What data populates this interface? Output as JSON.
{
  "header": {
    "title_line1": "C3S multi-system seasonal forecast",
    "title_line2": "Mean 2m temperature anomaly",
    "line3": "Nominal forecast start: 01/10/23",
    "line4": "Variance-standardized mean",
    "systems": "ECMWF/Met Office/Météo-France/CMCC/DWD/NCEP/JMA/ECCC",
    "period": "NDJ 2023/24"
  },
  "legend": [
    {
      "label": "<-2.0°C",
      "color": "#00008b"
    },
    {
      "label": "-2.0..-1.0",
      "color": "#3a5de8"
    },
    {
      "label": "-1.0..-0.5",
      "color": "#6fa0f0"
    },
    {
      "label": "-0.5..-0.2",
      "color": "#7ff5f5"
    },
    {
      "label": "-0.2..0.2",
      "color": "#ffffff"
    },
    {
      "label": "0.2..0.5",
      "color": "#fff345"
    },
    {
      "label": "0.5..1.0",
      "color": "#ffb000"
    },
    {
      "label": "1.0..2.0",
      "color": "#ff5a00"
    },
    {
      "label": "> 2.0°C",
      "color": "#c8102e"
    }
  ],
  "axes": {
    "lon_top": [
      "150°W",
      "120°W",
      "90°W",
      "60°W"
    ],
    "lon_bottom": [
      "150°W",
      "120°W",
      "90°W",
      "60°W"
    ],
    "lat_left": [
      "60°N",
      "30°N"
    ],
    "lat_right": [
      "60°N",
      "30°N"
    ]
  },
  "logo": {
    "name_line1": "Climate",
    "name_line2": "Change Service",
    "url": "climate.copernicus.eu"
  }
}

** REQUEST **
Quote every entry exactly.

** SOLUTION FOR THIS EXERCISE **
What data populates this interface? Output as JSON.
{
  "header": {
    "title_line1": "C3S multi-system seasonal forecast",
    "title_line2": "Mean 2m temperature anomaly",
    "line3": "Nominal forecast start: 01/10/23",
    "line4": "Variance-standardized mean",
    "systems": "ECMWF/Met Office/Météo-France/CMCC/DWD/NCEP/JMA/ECCC",
    "period": "NDJ 2023/24"
  },
  "legend": [
    {
      "label": "<-2.0°C",
      "color": "#00008b"
    },
    {
      "label": "-2.0..-1.0",
      "color": "#3a5de8"
    },
    {
      "label": "-1.0..-0.5",
      "color": "#6fa0f0"
    },
    {
      "label": "-0.5..-0.2",
      "color": "#7ff5f5"
    },
    {
      "label": "-0.2..0.2",
      "color": "#ffffff"
    },
    {
      "label": "0.2..0.5",
      "color": "#fff345"
    },
    {
      "label": "0.5..1.0",
      "color": "#ffb000"
    },
    {
      "label": "1.0..2.0",
      "color": "#ff5a00"
    },
    {
      "label": "> 2.0°C",
      "color": "#c8102e"
    }
  ],
  "axes": {
    "lon_top": [
      "150°W",
      "120°W",
      "90°W",
      "60°W"
    ],
    "lon_bottom": [
      "150°W",
      "120°W",
      "90°W",
      "60°W"
    ],
    "lat_left": [
      "60°N",
      "30°N"
    ],
    "lat_right": [
      "60°N",
      "30°N"
    ]
  },
  "logo": {
    "name_line1": "Climate",
    "name_line2": "Change Service",
    "url": "climate.copernicus.eu"
  }
}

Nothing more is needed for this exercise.